All lines below must be repeated exactly, with the pictures omitted.

Provided material —
━━━
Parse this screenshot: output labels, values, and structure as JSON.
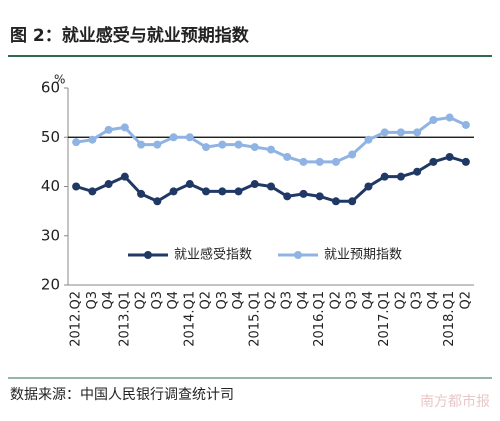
{
  "chart_data": {
    "type": "line",
    "title": "图 2：就业感受与就业预期指数",
    "y_unit": "%",
    "categories": [
      "2012.Q2",
      "Q3",
      "Q4",
      "2013.Q1",
      "Q2",
      "Q3",
      "Q4",
      "2014.Q1",
      "Q2",
      "Q3",
      "Q4",
      "2015.Q1",
      "Q2",
      "Q3",
      "Q4",
      "2016.Q1",
      "Q2",
      "Q3",
      "Q4",
      "2017.Q1",
      "Q2",
      "Q3",
      "Q4",
      "2018.Q1",
      "Q2"
    ],
    "series": [
      {
        "name": "就业感受指数",
        "color": "#1f3864",
        "values": [
          40,
          39,
          40.5,
          42,
          38.5,
          37,
          39,
          40.5,
          39,
          39,
          39,
          40.5,
          40,
          38,
          38.5,
          38,
          37,
          37,
          40,
          42,
          42,
          43,
          45,
          46,
          45
        ]
      },
      {
        "name": "就业预期指数",
        "color": "#8fb4e3",
        "values": [
          49,
          49.5,
          51.5,
          52,
          48.5,
          48.5,
          50,
          50,
          48,
          48.5,
          48.5,
          48,
          47.5,
          46,
          45,
          45,
          45,
          46.5,
          49.5,
          51,
          51,
          51,
          53.5,
          54,
          52.5
        ]
      }
    ],
    "ylim": [
      20,
      60
    ],
    "yticks": [
      20,
      30,
      40,
      50,
      60
    ],
    "reference_line": 50,
    "legend": "bottom",
    "source": "数据来源：中国人民银行调查统计司",
    "watermark": "南方都市报"
  }
}
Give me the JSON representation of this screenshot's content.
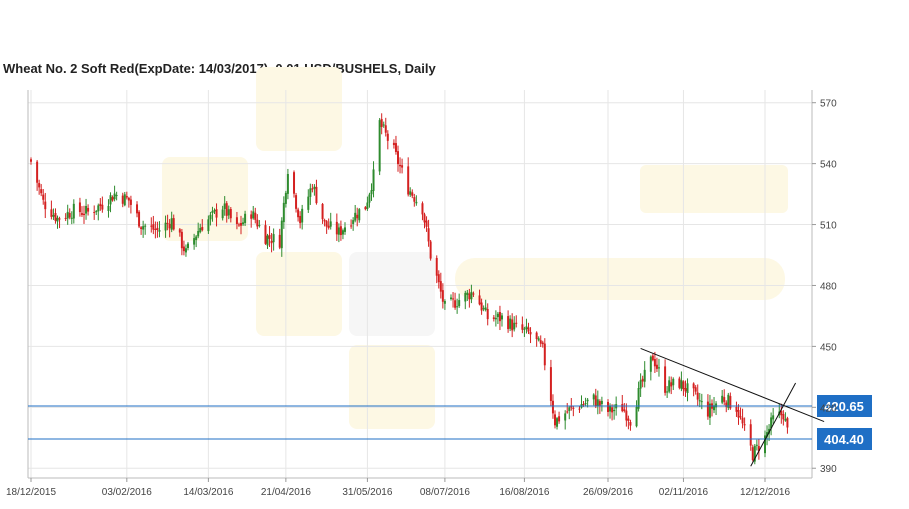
━━━
Reply —
Parse this screenshot: output labels, values, and structure as JSON.
{
  "chart_data": {
    "type": "line",
    "title": "图 2：就业感受与就业预期指数",
    "y_unit": "%",
    "categories": [
      "2012.Q2",
      "Q3",
      "Q4",
      "2013.Q1",
      "Q2",
      "Q3",
      "Q4",
      "2014.Q1",
      "Q2",
      "Q3",
      "Q4",
      "2015.Q1",
      "Q2",
      "Q3",
      "Q4",
      "2016.Q1",
      "Q2",
      "Q3",
      "Q4",
      "2017.Q1",
      "Q2",
      "Q3",
      "Q4",
      "2018.Q1",
      "Q2"
    ],
    "series": [
      {
        "name": "就业感受指数",
        "color": "#1f3864",
        "values": [
          40,
          39,
          40.5,
          42,
          38.5,
          37,
          39,
          40.5,
          39,
          39,
          39,
          40.5,
          40,
          38,
          38.5,
          38,
          37,
          37,
          40,
          42,
          42,
          43,
          45,
          46,
          45
        ]
      },
      {
        "name": "就业预期指数",
        "color": "#8fb4e3",
        "values": [
          49,
          49.5,
          51.5,
          52,
          48.5,
          48.5,
          50,
          50,
          48,
          48.5,
          48.5,
          48,
          47.5,
          46,
          45,
          45,
          45,
          46.5,
          49.5,
          51,
          51,
          51,
          53.5,
          54,
          52.5
        ]
      }
    ],
    "ylim": [
      20,
      60
    ],
    "yticks": [
      20,
      30,
      40,
      50,
      60
    ],
    "reference_line": 50,
    "legend": "bottom",
    "source": "数据来源：中国人民银行调查统计司",
    "watermark": "南方都市报"
  }
}
Give me the JSON representation of this screenshot's content.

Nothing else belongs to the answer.